▸ **The problem**
Copy out each line exactly; pictures stay out of the copy.

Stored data

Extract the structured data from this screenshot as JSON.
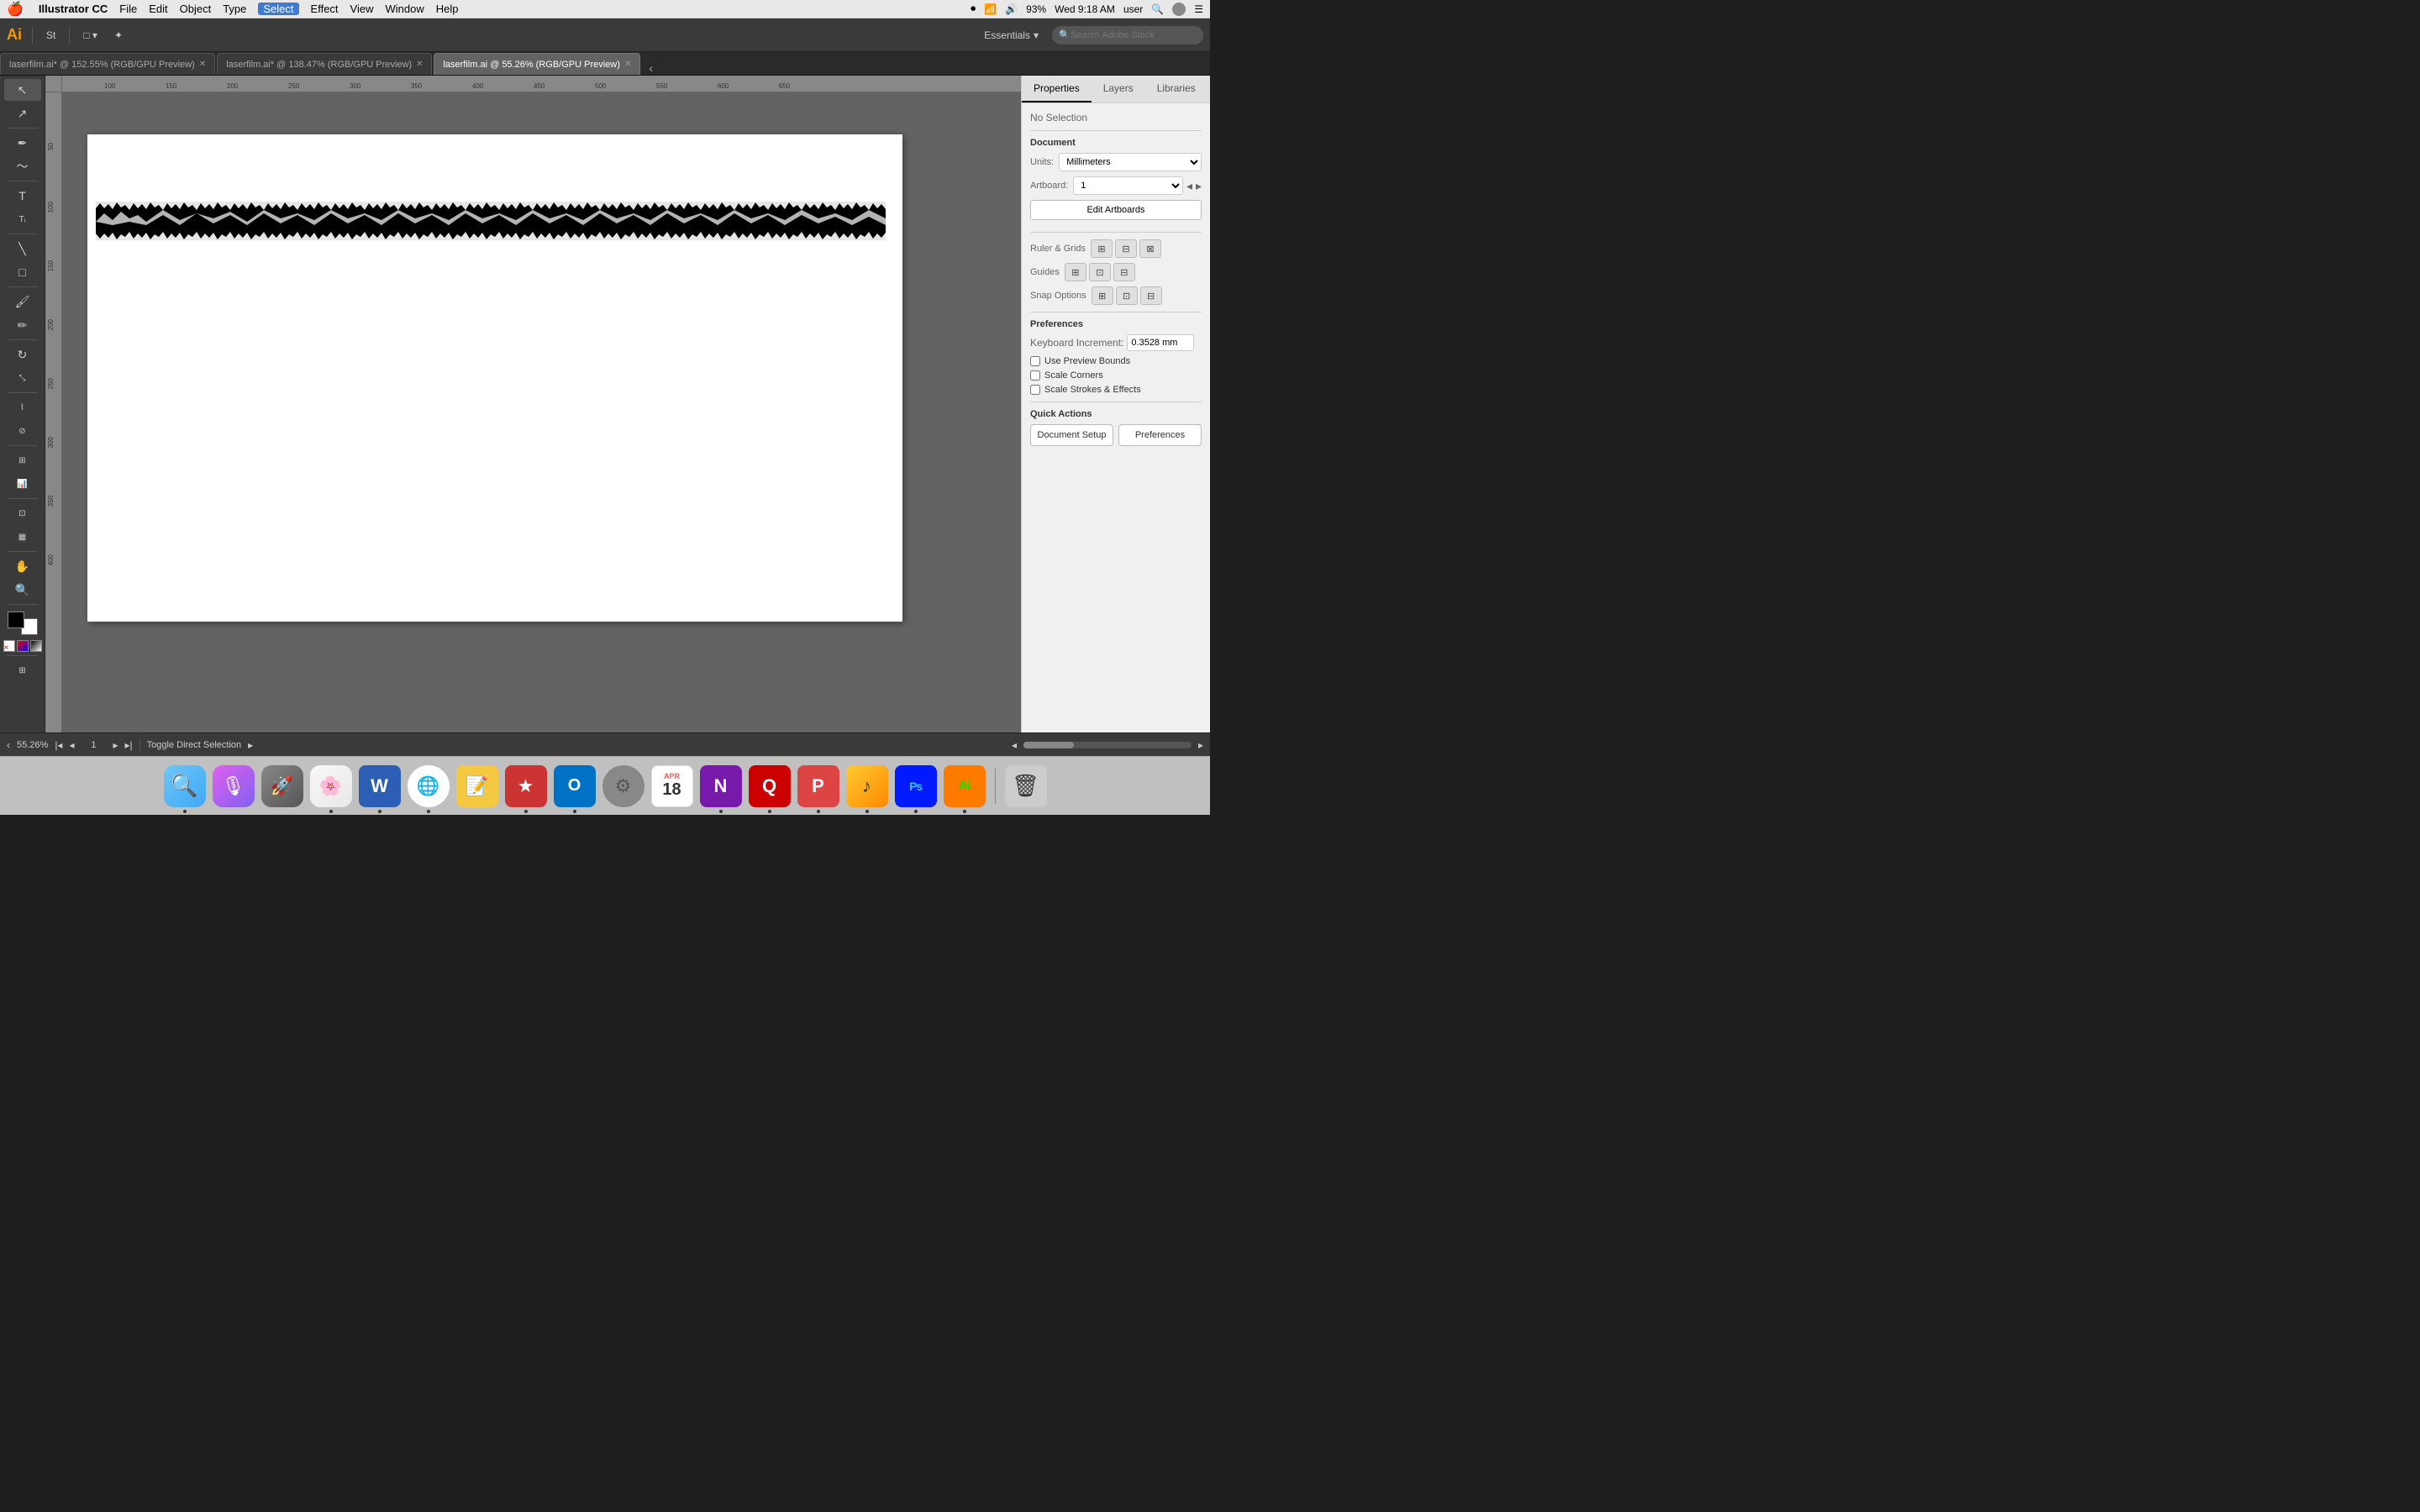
{
  "menubar": {
    "apple": "🍎",
    "app": "Illustrator CC",
    "menus": [
      "File",
      "Edit",
      "Object",
      "Type",
      "Select",
      "Effect",
      "View",
      "Window",
      "Help"
    ],
    "active_menu": "Select",
    "right": {
      "wifi": "WiFi",
      "volume": "🔊",
      "battery": "93%",
      "time": "Wed 9:18 AM",
      "user": "user"
    }
  },
  "toolbar": {
    "logo": "Ai",
    "buttons": [
      "St",
      "□",
      "✦",
      "Essentials"
    ],
    "essentials_label": "Essentials",
    "stock_placeholder": "Search Adobe Stock"
  },
  "tabs": [
    {
      "label": "laserfilm.ai* @ 152.55% (RGB/GPU Preview)",
      "active": false
    },
    {
      "label": "laserfilm.ai* @ 138.47% (RGB/GPU Preview)",
      "active": false
    },
    {
      "label": "laserfilm.ai @ 55.26% (RGB/GPU Preview)",
      "active": true
    }
  ],
  "right_panel": {
    "tabs": [
      "Properties",
      "Layers",
      "Libraries"
    ],
    "active_tab": "Properties",
    "no_selection": "No Selection",
    "document_section": "Document",
    "units_label": "Units:",
    "units_value": "Millimeters",
    "artboard_label": "Artboard:",
    "artboard_value": "1",
    "edit_artboards_label": "Edit Artboards",
    "ruler_grids": "Ruler & Grids",
    "guides": "Guides",
    "snap_options": "Snap Options",
    "preferences_section": "Preferences",
    "keyboard_increment_label": "Keyboard Increment:",
    "keyboard_increment_value": "0.3528 mm",
    "use_preview_bounds": "Use Preview Bounds",
    "scale_corners": "Scale Corners",
    "scale_strokes_effects": "Scale Strokes & Effects",
    "quick_actions": "Quick Actions",
    "document_setup_label": "Document Setup",
    "preferences_label": "Preferences"
  },
  "status_bar": {
    "zoom": "55.26%",
    "artboard_num": "1",
    "action": "Toggle Direct Selection"
  },
  "dock": [
    {
      "icon": "🔍",
      "label": "Finder",
      "color": "#4488ff"
    },
    {
      "icon": "🎙",
      "label": "Siri",
      "color": "#888"
    },
    {
      "icon": "🚀",
      "label": "Launchpad",
      "color": "#555"
    },
    {
      "icon": "🖼",
      "label": "Photos",
      "color": "#aaa"
    },
    {
      "icon": "W",
      "label": "Word",
      "color": "#2b5eb4"
    },
    {
      "icon": "🌐",
      "label": "Chrome",
      "color": "#ccc"
    },
    {
      "icon": "📝",
      "label": "Notes",
      "color": "#f0c040"
    },
    {
      "icon": "★",
      "label": "GoodLinks",
      "color": "#d44"
    },
    {
      "icon": "O",
      "label": "Outlook",
      "color": "#0072c6"
    },
    {
      "icon": "⚙",
      "label": "Settings",
      "color": "#888"
    },
    {
      "icon": "📅",
      "label": "Calendar",
      "color": "#f55"
    },
    {
      "icon": "N",
      "label": "OneNote",
      "color": "#7719aa"
    },
    {
      "icon": "Q",
      "label": "App",
      "color": "#c00"
    },
    {
      "icon": "P",
      "label": "PowerPoint",
      "color": "#d44"
    },
    {
      "icon": "♪",
      "label": "Music",
      "color": "#fc3"
    },
    {
      "icon": "Ps",
      "label": "Photoshop",
      "color": "#001aff"
    },
    {
      "icon": "Ai",
      "label": "Illustrator",
      "color": "#ff7b00"
    },
    {
      "icon": "🗑",
      "label": "Trash",
      "color": "#888"
    }
  ]
}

▸ **Result**
Extract the structured data from this screenshot as JSON.
{
  "menubar": {
    "apple": "🍎",
    "app": "Illustrator CC",
    "menus": [
      "File",
      "Edit",
      "Object",
      "Type",
      "Select",
      "Effect",
      "View",
      "Window",
      "Help"
    ],
    "active_menu": "Select",
    "right": {
      "wifi": "WiFi",
      "volume": "🔊",
      "battery": "93%",
      "time": "Wed 9:18 AM",
      "user": "user"
    }
  },
  "toolbar": {
    "logo": "Ai",
    "buttons": [
      "St",
      "□",
      "✦",
      "Essentials"
    ],
    "essentials_label": "Essentials",
    "stock_placeholder": "Search Adobe Stock"
  },
  "tabs": [
    {
      "label": "laserfilm.ai* @ 152.55% (RGB/GPU Preview)",
      "active": false
    },
    {
      "label": "laserfilm.ai* @ 138.47% (RGB/GPU Preview)",
      "active": false
    },
    {
      "label": "laserfilm.ai @ 55.26% (RGB/GPU Preview)",
      "active": true
    }
  ],
  "right_panel": {
    "tabs": [
      "Properties",
      "Layers",
      "Libraries"
    ],
    "active_tab": "Properties",
    "no_selection": "No Selection",
    "document_section": "Document",
    "units_label": "Units:",
    "units_value": "Millimeters",
    "artboard_label": "Artboard:",
    "artboard_value": "1",
    "edit_artboards_label": "Edit Artboards",
    "ruler_grids": "Ruler & Grids",
    "guides": "Guides",
    "snap_options": "Snap Options",
    "preferences_section": "Preferences",
    "keyboard_increment_label": "Keyboard Increment:",
    "keyboard_increment_value": "0.3528 mm",
    "use_preview_bounds": "Use Preview Bounds",
    "scale_corners": "Scale Corners",
    "scale_strokes_effects": "Scale Strokes & Effects",
    "quick_actions": "Quick Actions",
    "document_setup_label": "Document Setup",
    "preferences_label": "Preferences"
  },
  "status_bar": {
    "zoom": "55.26%",
    "artboard_num": "1",
    "action": "Toggle Direct Selection"
  },
  "dock": [
    {
      "icon": "🔍",
      "label": "Finder",
      "color": "#4488ff"
    },
    {
      "icon": "🎙",
      "label": "Siri",
      "color": "#888"
    },
    {
      "icon": "🚀",
      "label": "Launchpad",
      "color": "#555"
    },
    {
      "icon": "🖼",
      "label": "Photos",
      "color": "#aaa"
    },
    {
      "icon": "W",
      "label": "Word",
      "color": "#2b5eb4"
    },
    {
      "icon": "🌐",
      "label": "Chrome",
      "color": "#ccc"
    },
    {
      "icon": "📝",
      "label": "Notes",
      "color": "#f0c040"
    },
    {
      "icon": "★",
      "label": "GoodLinks",
      "color": "#d44"
    },
    {
      "icon": "O",
      "label": "Outlook",
      "color": "#0072c6"
    },
    {
      "icon": "⚙",
      "label": "Settings",
      "color": "#888"
    },
    {
      "icon": "📅",
      "label": "Calendar",
      "color": "#f55"
    },
    {
      "icon": "N",
      "label": "OneNote",
      "color": "#7719aa"
    },
    {
      "icon": "Q",
      "label": "App",
      "color": "#c00"
    },
    {
      "icon": "P",
      "label": "PowerPoint",
      "color": "#d44"
    },
    {
      "icon": "♪",
      "label": "Music",
      "color": "#fc3"
    },
    {
      "icon": "Ps",
      "label": "Photoshop",
      "color": "#001aff"
    },
    {
      "icon": "Ai",
      "label": "Illustrator",
      "color": "#ff7b00"
    },
    {
      "icon": "🗑",
      "label": "Trash",
      "color": "#888"
    }
  ]
}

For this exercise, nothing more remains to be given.